* TASK INSTRUCTIONS *
Give the count of lines in the data that include the string "Liquified", with no added remarks.

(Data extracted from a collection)
_____

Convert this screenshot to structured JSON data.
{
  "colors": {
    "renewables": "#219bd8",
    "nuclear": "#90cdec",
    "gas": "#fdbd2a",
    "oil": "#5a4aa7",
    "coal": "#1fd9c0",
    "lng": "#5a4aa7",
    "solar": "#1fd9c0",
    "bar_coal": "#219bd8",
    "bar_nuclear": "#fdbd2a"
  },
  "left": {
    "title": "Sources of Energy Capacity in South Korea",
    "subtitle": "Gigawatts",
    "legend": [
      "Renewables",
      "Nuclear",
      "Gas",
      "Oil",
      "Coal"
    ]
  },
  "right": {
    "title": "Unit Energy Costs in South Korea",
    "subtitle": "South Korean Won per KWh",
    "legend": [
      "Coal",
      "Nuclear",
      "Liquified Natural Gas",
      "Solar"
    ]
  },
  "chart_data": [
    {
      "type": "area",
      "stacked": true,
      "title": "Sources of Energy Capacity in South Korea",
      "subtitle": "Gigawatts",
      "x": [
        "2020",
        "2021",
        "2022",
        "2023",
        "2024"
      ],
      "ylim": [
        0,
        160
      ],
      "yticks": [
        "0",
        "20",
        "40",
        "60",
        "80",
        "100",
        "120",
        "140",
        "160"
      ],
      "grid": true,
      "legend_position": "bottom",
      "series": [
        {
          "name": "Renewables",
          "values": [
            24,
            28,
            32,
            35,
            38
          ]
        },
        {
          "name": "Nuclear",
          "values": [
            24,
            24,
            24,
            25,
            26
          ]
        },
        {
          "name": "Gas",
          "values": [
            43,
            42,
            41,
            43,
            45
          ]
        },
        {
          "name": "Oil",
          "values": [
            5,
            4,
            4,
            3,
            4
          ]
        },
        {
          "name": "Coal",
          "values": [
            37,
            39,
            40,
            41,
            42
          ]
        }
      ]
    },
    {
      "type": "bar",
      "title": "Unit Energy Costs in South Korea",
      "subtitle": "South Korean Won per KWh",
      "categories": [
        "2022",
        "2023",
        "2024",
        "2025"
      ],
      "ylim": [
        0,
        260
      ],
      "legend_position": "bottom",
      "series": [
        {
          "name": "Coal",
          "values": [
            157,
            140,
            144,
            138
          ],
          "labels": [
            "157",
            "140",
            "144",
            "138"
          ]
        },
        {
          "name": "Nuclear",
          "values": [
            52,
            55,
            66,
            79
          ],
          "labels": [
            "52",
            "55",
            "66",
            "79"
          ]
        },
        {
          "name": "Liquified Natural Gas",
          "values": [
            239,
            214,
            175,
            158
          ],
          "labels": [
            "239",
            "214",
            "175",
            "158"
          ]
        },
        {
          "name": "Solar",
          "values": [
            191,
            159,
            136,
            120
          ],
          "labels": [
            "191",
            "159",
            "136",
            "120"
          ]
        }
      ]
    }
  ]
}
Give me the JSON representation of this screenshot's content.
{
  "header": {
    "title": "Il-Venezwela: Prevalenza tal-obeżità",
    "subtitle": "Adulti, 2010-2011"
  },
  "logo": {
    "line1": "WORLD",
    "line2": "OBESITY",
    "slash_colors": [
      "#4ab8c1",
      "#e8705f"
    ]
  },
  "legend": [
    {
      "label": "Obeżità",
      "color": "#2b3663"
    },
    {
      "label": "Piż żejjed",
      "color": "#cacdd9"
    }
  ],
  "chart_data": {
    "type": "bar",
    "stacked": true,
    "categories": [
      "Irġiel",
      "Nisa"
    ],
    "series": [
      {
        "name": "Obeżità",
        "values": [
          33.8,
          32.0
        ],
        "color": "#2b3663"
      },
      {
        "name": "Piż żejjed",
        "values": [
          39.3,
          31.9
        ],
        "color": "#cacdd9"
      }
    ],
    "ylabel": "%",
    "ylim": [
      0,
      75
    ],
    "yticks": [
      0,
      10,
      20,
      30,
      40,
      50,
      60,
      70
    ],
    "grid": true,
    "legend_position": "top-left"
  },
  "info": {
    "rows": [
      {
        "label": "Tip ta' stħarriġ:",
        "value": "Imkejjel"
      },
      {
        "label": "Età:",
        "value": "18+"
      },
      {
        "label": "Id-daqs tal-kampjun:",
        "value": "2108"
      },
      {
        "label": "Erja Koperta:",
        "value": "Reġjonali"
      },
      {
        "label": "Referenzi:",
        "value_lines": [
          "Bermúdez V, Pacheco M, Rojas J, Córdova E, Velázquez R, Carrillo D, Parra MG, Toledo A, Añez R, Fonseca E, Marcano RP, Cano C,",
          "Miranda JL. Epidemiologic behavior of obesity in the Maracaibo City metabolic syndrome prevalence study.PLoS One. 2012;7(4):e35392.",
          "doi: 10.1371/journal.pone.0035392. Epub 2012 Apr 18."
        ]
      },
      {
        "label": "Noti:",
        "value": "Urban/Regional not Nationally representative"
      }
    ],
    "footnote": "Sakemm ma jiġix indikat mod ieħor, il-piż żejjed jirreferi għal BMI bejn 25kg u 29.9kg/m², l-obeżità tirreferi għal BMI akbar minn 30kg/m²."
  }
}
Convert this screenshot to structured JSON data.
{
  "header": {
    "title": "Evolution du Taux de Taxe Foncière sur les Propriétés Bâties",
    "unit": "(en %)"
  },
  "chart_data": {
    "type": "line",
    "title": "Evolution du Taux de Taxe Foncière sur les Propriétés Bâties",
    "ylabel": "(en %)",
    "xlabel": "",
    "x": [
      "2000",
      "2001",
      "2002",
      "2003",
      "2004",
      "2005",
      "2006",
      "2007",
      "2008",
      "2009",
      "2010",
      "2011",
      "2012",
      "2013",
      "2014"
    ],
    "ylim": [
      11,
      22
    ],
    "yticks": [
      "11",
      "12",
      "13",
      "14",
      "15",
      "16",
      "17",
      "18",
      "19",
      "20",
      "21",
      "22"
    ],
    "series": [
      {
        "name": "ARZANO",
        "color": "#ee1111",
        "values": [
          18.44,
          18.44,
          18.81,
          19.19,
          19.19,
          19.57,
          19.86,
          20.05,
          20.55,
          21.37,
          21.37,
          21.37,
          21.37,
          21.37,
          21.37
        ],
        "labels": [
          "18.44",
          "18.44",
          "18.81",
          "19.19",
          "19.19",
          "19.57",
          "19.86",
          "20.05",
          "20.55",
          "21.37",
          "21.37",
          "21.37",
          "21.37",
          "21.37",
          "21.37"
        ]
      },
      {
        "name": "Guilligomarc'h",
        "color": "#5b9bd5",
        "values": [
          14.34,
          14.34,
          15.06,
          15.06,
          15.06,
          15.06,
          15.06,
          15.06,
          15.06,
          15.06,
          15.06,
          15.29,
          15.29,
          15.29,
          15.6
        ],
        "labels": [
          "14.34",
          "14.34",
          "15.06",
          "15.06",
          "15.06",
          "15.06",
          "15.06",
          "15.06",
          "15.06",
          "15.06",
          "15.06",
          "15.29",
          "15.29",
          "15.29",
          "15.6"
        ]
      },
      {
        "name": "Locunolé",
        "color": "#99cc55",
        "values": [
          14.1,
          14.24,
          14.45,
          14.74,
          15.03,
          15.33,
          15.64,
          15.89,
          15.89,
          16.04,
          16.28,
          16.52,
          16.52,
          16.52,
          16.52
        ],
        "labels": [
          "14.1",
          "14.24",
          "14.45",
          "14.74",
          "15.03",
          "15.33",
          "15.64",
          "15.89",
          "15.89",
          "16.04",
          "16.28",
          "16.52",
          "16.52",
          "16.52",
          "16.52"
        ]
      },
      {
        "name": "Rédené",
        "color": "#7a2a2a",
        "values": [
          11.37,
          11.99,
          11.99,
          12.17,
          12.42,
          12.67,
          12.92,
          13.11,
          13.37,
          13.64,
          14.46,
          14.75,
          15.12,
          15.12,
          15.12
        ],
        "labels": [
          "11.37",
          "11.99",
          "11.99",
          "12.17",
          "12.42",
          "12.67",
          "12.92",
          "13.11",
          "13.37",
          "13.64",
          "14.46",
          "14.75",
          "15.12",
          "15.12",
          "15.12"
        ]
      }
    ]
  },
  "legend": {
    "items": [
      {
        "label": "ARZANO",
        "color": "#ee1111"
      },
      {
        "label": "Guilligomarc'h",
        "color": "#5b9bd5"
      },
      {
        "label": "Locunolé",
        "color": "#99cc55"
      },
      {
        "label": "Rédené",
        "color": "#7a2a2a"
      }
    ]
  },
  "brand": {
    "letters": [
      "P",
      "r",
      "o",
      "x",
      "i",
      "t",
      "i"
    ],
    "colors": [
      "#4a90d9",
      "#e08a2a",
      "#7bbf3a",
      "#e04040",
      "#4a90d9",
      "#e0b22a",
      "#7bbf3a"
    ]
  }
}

_____

* RESPONSE BELOW *
2